* begin Extracted material *
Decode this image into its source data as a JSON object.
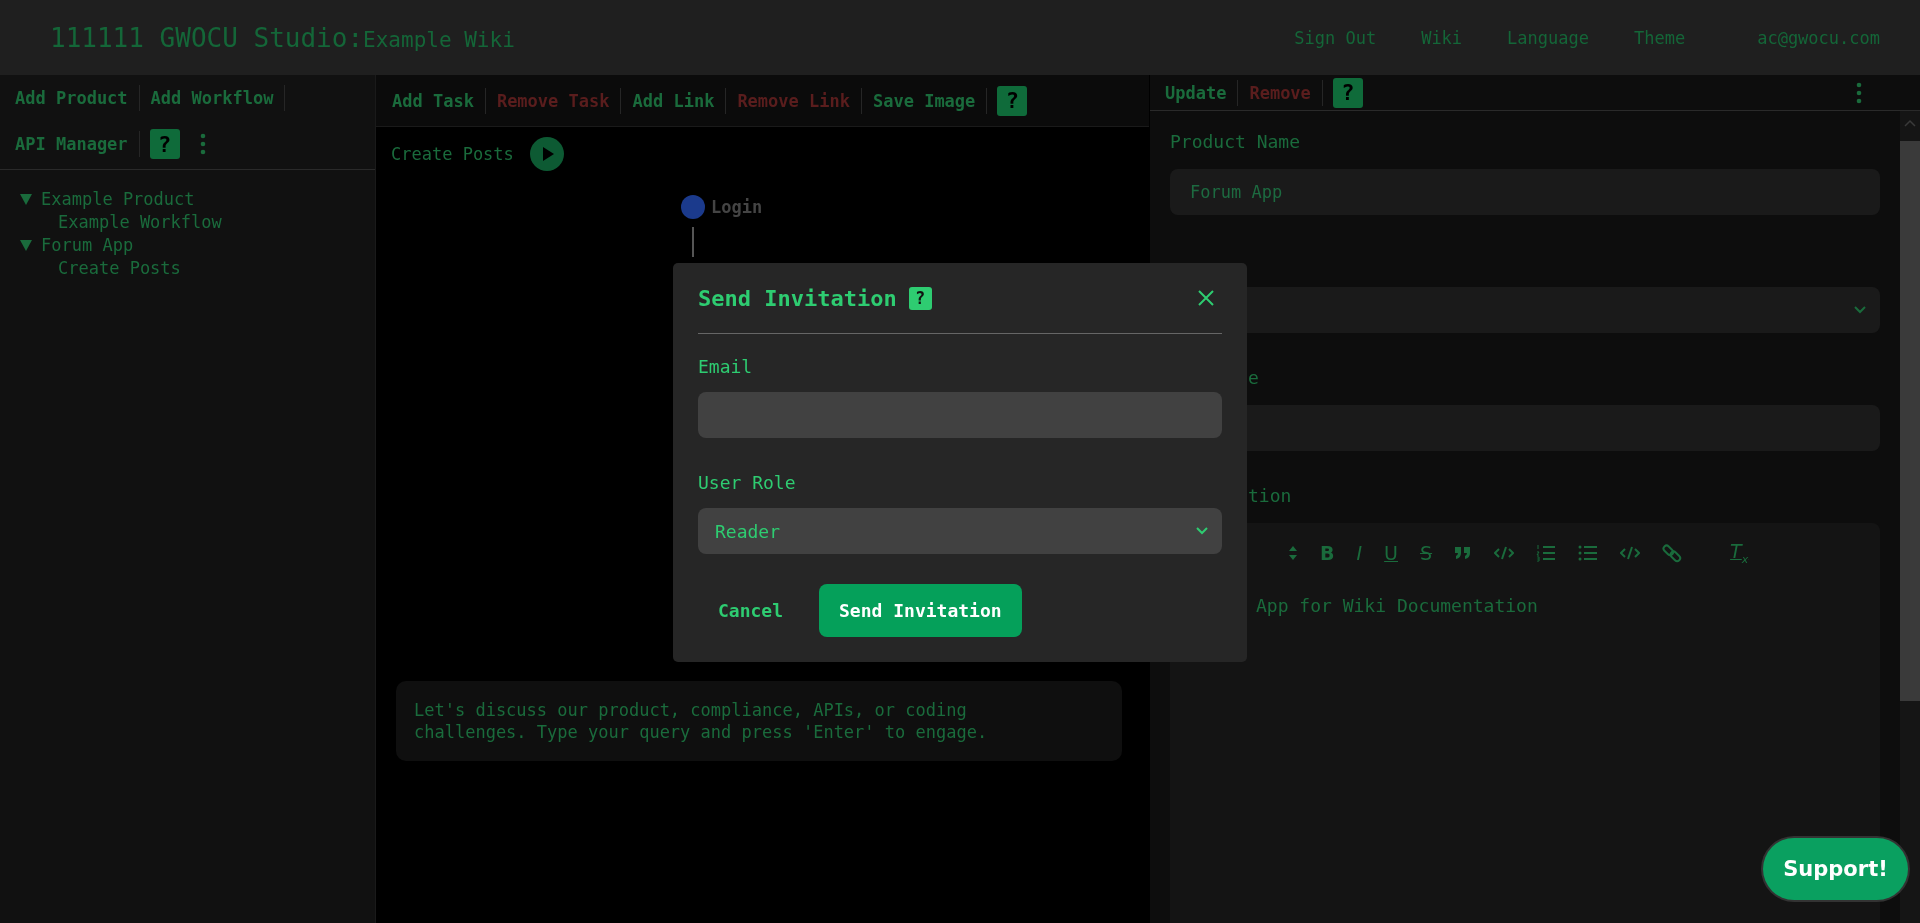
{
  "header": {
    "title": "111111 GWOCU Studio:",
    "subtitle": "Example Wiki",
    "nav": [
      {
        "label": "Sign Out"
      },
      {
        "label": "Wiki"
      },
      {
        "label": "Language"
      },
      {
        "label": "Theme"
      },
      {
        "label": "ac@gwocu.com"
      }
    ]
  },
  "left_panel": {
    "toolbar_rows": [
      [
        {
          "kind": "button",
          "label": "Add Product"
        },
        {
          "kind": "button",
          "label": "Add Workflow"
        }
      ],
      [
        {
          "kind": "button",
          "label": "API Manager"
        },
        {
          "kind": "help",
          "label": "?"
        },
        {
          "kind": "more"
        }
      ]
    ],
    "tree": [
      {
        "label": "Example Product",
        "expanded": true,
        "children": [
          {
            "label": "Example Workflow"
          }
        ]
      },
      {
        "label": "Forum App",
        "expanded": true,
        "children": [
          {
            "label": "Create Posts"
          }
        ]
      }
    ]
  },
  "canvas": {
    "toolbar": [
      {
        "kind": "button",
        "label": "Add Task",
        "danger": false
      },
      {
        "kind": "button",
        "label": "Remove Task",
        "danger": true
      },
      {
        "kind": "button",
        "label": "Add Link",
        "danger": false
      },
      {
        "kind": "button",
        "label": "Remove Link",
        "danger": true
      },
      {
        "kind": "button",
        "label": "Save Image",
        "danger": false
      },
      {
        "kind": "help",
        "label": "?"
      }
    ],
    "workflow_title": "Create Posts",
    "nodes": [
      {
        "label": "Login"
      }
    ],
    "chat": {
      "placeholder": "Let's discuss our product, compliance, APIs, or coding challenges. Type your query and press 'Enter' to engage."
    }
  },
  "right_panel": {
    "toolbar": [
      {
        "kind": "button",
        "label": "Update",
        "danger": false
      },
      {
        "kind": "button",
        "label": "Remove",
        "danger": true
      },
      {
        "kind": "help",
        "label": "?"
      },
      {
        "kind": "more"
      }
    ],
    "fields": [
      {
        "kind": "input",
        "label": "Product Name",
        "placeholder": "Forum App",
        "covered": false
      },
      {
        "kind": "select"
      },
      {
        "kind": "input",
        "label": "e",
        "covered": true
      },
      {
        "kind": "editor",
        "label": "tion",
        "text": "App for Wiki Documentation",
        "covered": true
      }
    ],
    "editor_toolbar": [
      {
        "kind": "heading"
      },
      {
        "kind": "bold",
        "glyph": "B"
      },
      {
        "kind": "italic",
        "glyph": "I"
      },
      {
        "kind": "underline",
        "glyph": "U"
      },
      {
        "kind": "strike",
        "glyph": "S"
      },
      {
        "kind": "quote"
      },
      {
        "kind": "code"
      },
      {
        "kind": "ordered-list"
      },
      {
        "kind": "bullet-list"
      },
      {
        "kind": "code"
      },
      {
        "kind": "link"
      },
      {
        "kind": "clear",
        "glyph": "T",
        "sub": "x"
      }
    ]
  },
  "dialog": {
    "title": "Send Invitation",
    "help": "?",
    "fields": [
      {
        "kind": "input",
        "label": "Email"
      },
      {
        "kind": "select",
        "label": "User Role",
        "value": "Reader"
      }
    ],
    "buttons": [
      {
        "label": "Cancel",
        "primary": false
      },
      {
        "label": "Send Invitation",
        "primary": true
      }
    ]
  },
  "support_button": "Support!"
}
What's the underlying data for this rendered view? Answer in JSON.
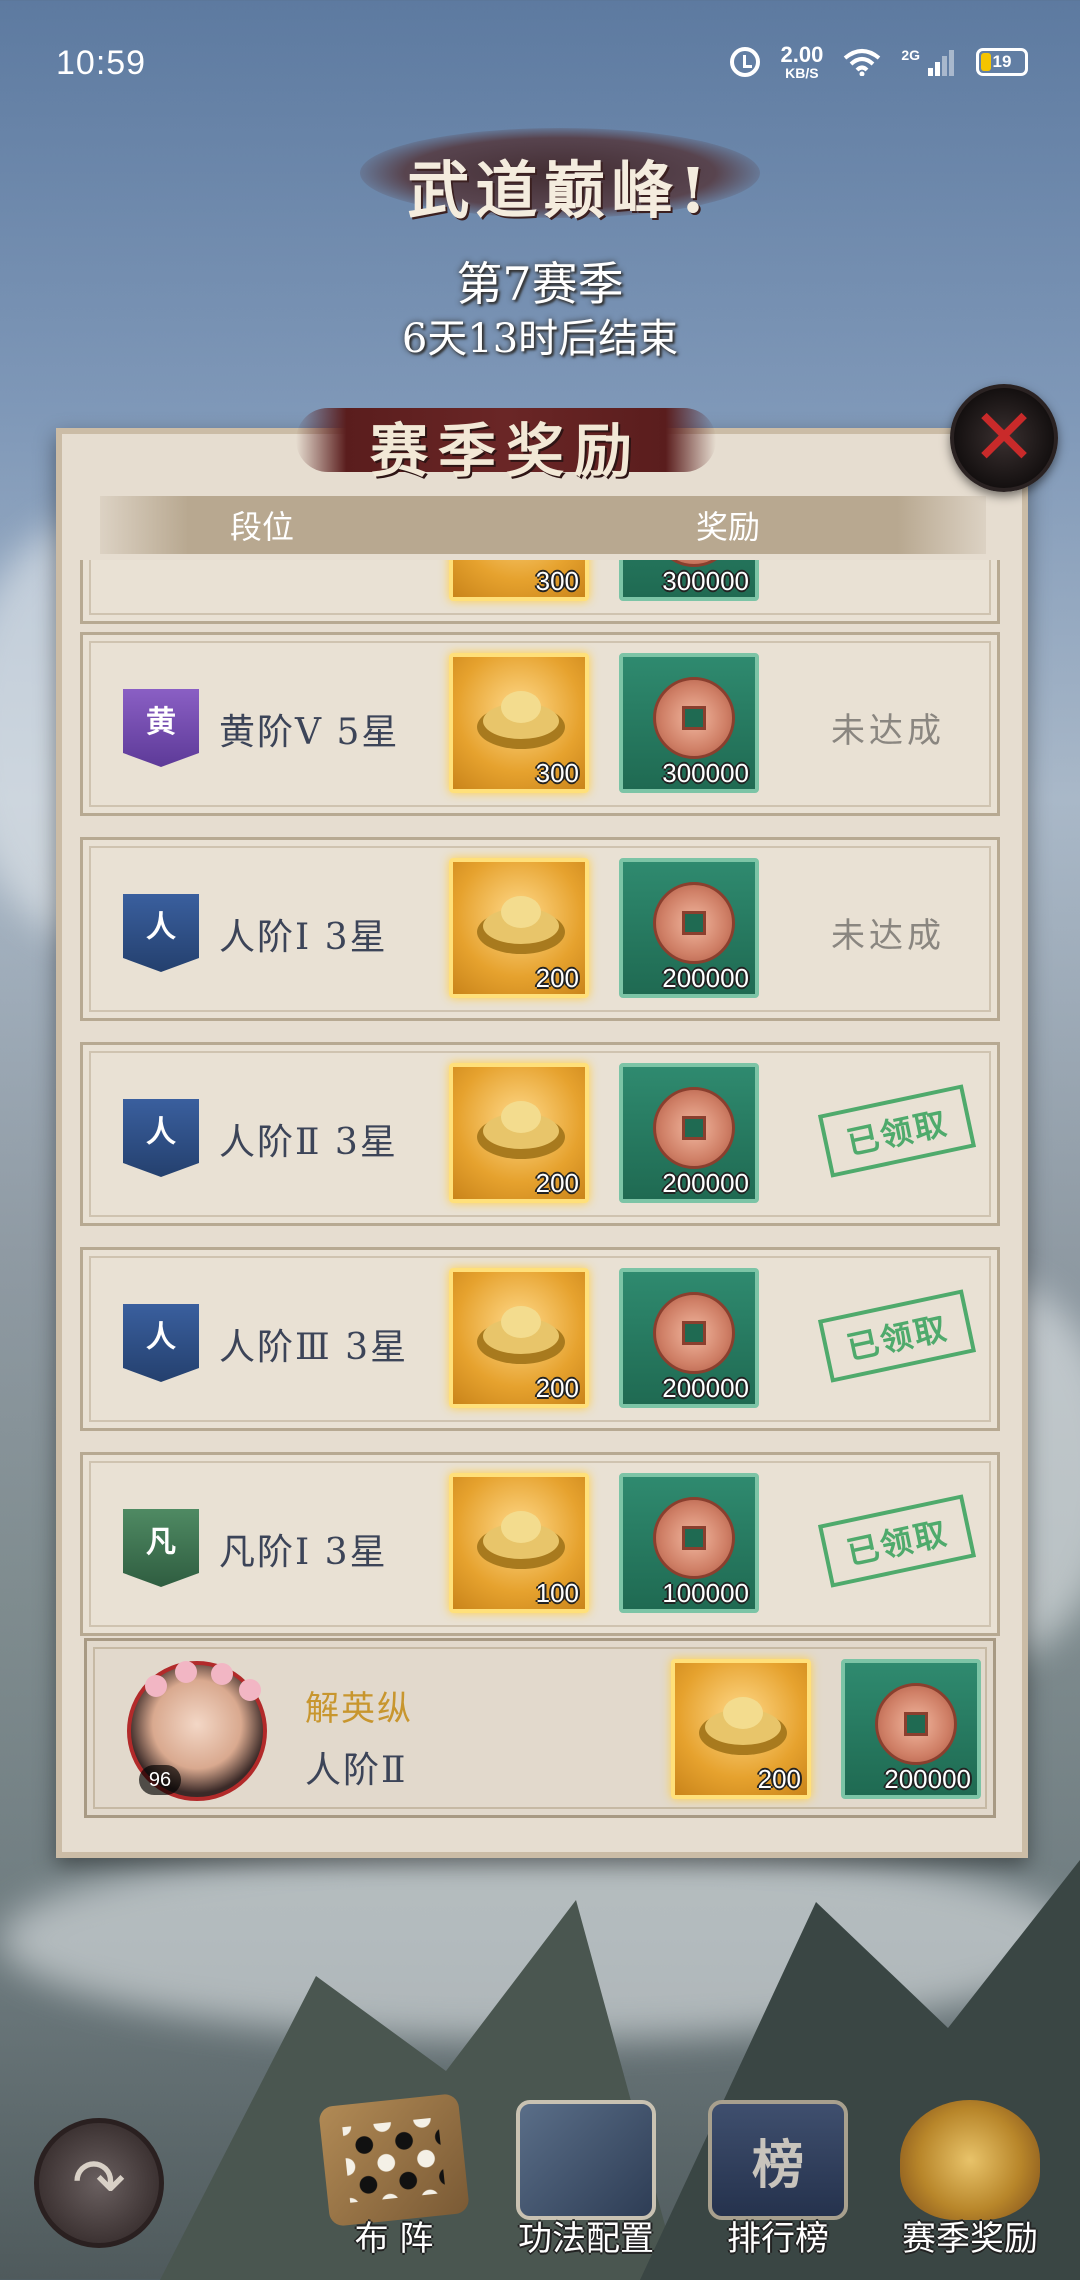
{
  "status_bar": {
    "time": "10:59",
    "speed_value": "2.00",
    "speed_unit": "KB/S",
    "network": "2G",
    "battery": "19",
    "icons": [
      "alarm-icon",
      "wifi-icon",
      "signal-icon",
      "battery-icon"
    ]
  },
  "header": {
    "title": "武道巅峰!",
    "season": "第7赛季",
    "countdown": "6天13时后结束"
  },
  "panel": {
    "title": "赛季奖励",
    "close_icon": "✕",
    "columns": {
      "rank": "段位",
      "reward": "奖励"
    }
  },
  "rows": [
    {
      "rank_badge": "",
      "rank_label": "",
      "gold": "300",
      "coin": "300000",
      "status": "",
      "claimed": false,
      "badge_color": "purple"
    },
    {
      "rank_badge": "黄",
      "rank_label": "黄阶Ⅴ 5星",
      "gold": "300",
      "coin": "300000",
      "status": "未达成",
      "claimed": false,
      "badge_color": "purple"
    },
    {
      "rank_badge": "人",
      "rank_label": "人阶Ⅰ 3星",
      "gold": "200",
      "coin": "200000",
      "status": "未达成",
      "claimed": false,
      "badge_color": "blue"
    },
    {
      "rank_badge": "人",
      "rank_label": "人阶Ⅱ 3星",
      "gold": "200",
      "coin": "200000",
      "status": "已领取",
      "claimed": true,
      "badge_color": "blue"
    },
    {
      "rank_badge": "人",
      "rank_label": "人阶Ⅲ 3星",
      "gold": "200",
      "coin": "200000",
      "status": "已领取",
      "claimed": true,
      "badge_color": "blue"
    },
    {
      "rank_badge": "凡",
      "rank_label": "凡阶Ⅰ 3星",
      "gold": "100",
      "coin": "100000",
      "status": "已领取",
      "claimed": true,
      "badge_color": "green"
    }
  ],
  "player": {
    "name": "解英纵",
    "rank": "人阶Ⅱ",
    "level": "96",
    "gold": "200",
    "coin": "200000"
  },
  "bottom_nav": {
    "back_icon": "↶",
    "items": [
      {
        "label": "布 阵",
        "icon": "go-board-icon"
      },
      {
        "label": "功法配置",
        "icon": "books-icon"
      },
      {
        "label": "排行榜",
        "icon": "ranking-banner-icon",
        "glyph": "榜"
      },
      {
        "label": "赛季奖励",
        "icon": "treasure-pot-icon"
      }
    ]
  },
  "colors": {
    "accent_red": "#c92a2a",
    "claimed_green": "#4faa6c",
    "gold_name": "#c8962e"
  }
}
* end Extracted material *
The request | Apart from the pictures, the entries above are to be repeated in full and exactly.

Problem solution |
Decode this image into its source data as a JSON object.
{
  "header": {
    "title": "111111 GWOCU Studio:",
    "subtitle": "Example Wiki",
    "nav": [
      {
        "label": "Sign Out"
      },
      {
        "label": "Wiki"
      },
      {
        "label": "Language"
      },
      {
        "label": "Theme"
      },
      {
        "label": "ac@gwocu.com"
      }
    ]
  },
  "left_panel": {
    "toolbar_rows": [
      [
        {
          "kind": "button",
          "label": "Add Product"
        },
        {
          "kind": "button",
          "label": "Add Workflow"
        }
      ],
      [
        {
          "kind": "button",
          "label": "API Manager"
        },
        {
          "kind": "help",
          "label": "?"
        },
        {
          "kind": "more"
        }
      ]
    ],
    "tree": [
      {
        "label": "Example Product",
        "expanded": true,
        "children": [
          {
            "label": "Example Workflow"
          }
        ]
      },
      {
        "label": "Forum App",
        "expanded": true,
        "children": [
          {
            "label": "Create Posts"
          }
        ]
      }
    ]
  },
  "canvas": {
    "toolbar": [
      {
        "kind": "button",
        "label": "Add Task",
        "danger": false
      },
      {
        "kind": "button",
        "label": "Remove Task",
        "danger": true
      },
      {
        "kind": "button",
        "label": "Add Link",
        "danger": false
      },
      {
        "kind": "button",
        "label": "Remove Link",
        "danger": true
      },
      {
        "kind": "button",
        "label": "Save Image",
        "danger": false
      },
      {
        "kind": "help",
        "label": "?"
      }
    ],
    "workflow_title": "Create Posts",
    "nodes": [
      {
        "label": "Login"
      }
    ],
    "chat": {
      "placeholder": "Let's discuss our product, compliance, APIs, or coding challenges. Type your query and press 'Enter' to engage."
    }
  },
  "right_panel": {
    "toolbar": [
      {
        "kind": "button",
        "label": "Update",
        "danger": false
      },
      {
        "kind": "button",
        "label": "Remove",
        "danger": true
      },
      {
        "kind": "help",
        "label": "?"
      },
      {
        "kind": "more"
      }
    ],
    "fields": [
      {
        "kind": "input",
        "label": "Product Name",
        "placeholder": "Forum App",
        "covered": false
      },
      {
        "kind": "select"
      },
      {
        "kind": "input",
        "label": "e",
        "covered": true
      },
      {
        "kind": "editor",
        "label": "tion",
        "text": "App for Wiki Documentation",
        "covered": true
      }
    ],
    "editor_toolbar": [
      {
        "kind": "heading"
      },
      {
        "kind": "bold",
        "glyph": "B"
      },
      {
        "kind": "italic",
        "glyph": "I"
      },
      {
        "kind": "underline",
        "glyph": "U"
      },
      {
        "kind": "strike",
        "glyph": "S"
      },
      {
        "kind": "quote"
      },
      {
        "kind": "code"
      },
      {
        "kind": "ordered-list"
      },
      {
        "kind": "bullet-list"
      },
      {
        "kind": "code"
      },
      {
        "kind": "link"
      },
      {
        "kind": "clear",
        "glyph": "T",
        "sub": "x"
      }
    ]
  },
  "dialog": {
    "title": "Send Invitation",
    "help": "?",
    "fields": [
      {
        "kind": "input",
        "label": "Email"
      },
      {
        "kind": "select",
        "label": "User Role",
        "value": "Reader"
      }
    ],
    "buttons": [
      {
        "label": "Cancel",
        "primary": false
      },
      {
        "label": "Send Invitation",
        "primary": true
      }
    ]
  },
  "support_button": "Support!"
}
What's the underlying data for this rendered view? Answer in JSON.
{
  "status_bar": {
    "time": "10:59",
    "speed_value": "2.00",
    "speed_unit": "KB/S",
    "network": "2G",
    "battery": "19",
    "icons": [
      "alarm-icon",
      "wifi-icon",
      "signal-icon",
      "battery-icon"
    ]
  },
  "header": {
    "title": "武道巅峰!",
    "season": "第7赛季",
    "countdown": "6天13时后结束"
  },
  "panel": {
    "title": "赛季奖励",
    "close_icon": "✕",
    "columns": {
      "rank": "段位",
      "reward": "奖励"
    }
  },
  "rows": [
    {
      "rank_badge": "",
      "rank_label": "",
      "gold": "300",
      "coin": "300000",
      "status": "",
      "claimed": false,
      "badge_color": "purple"
    },
    {
      "rank_badge": "黄",
      "rank_label": "黄阶Ⅴ 5星",
      "gold": "300",
      "coin": "300000",
      "status": "未达成",
      "claimed": false,
      "badge_color": "purple"
    },
    {
      "rank_badge": "人",
      "rank_label": "人阶Ⅰ 3星",
      "gold": "200",
      "coin": "200000",
      "status": "未达成",
      "claimed": false,
      "badge_color": "blue"
    },
    {
      "rank_badge": "人",
      "rank_label": "人阶Ⅱ 3星",
      "gold": "200",
      "coin": "200000",
      "status": "已领取",
      "claimed": true,
      "badge_color": "blue"
    },
    {
      "rank_badge": "人",
      "rank_label": "人阶Ⅲ 3星",
      "gold": "200",
      "coin": "200000",
      "status": "已领取",
      "claimed": true,
      "badge_color": "blue"
    },
    {
      "rank_badge": "凡",
      "rank_label": "凡阶Ⅰ 3星",
      "gold": "100",
      "coin": "100000",
      "status": "已领取",
      "claimed": true,
      "badge_color": "green"
    }
  ],
  "player": {
    "name": "解英纵",
    "rank": "人阶Ⅱ",
    "level": "96",
    "gold": "200",
    "coin": "200000"
  },
  "bottom_nav": {
    "back_icon": "↶",
    "items": [
      {
        "label": "布 阵",
        "icon": "go-board-icon"
      },
      {
        "label": "功法配置",
        "icon": "books-icon"
      },
      {
        "label": "排行榜",
        "icon": "ranking-banner-icon",
        "glyph": "榜"
      },
      {
        "label": "赛季奖励",
        "icon": "treasure-pot-icon"
      }
    ]
  },
  "colors": {
    "accent_red": "#c92a2a",
    "claimed_green": "#4faa6c",
    "gold_name": "#c8962e"
  }
}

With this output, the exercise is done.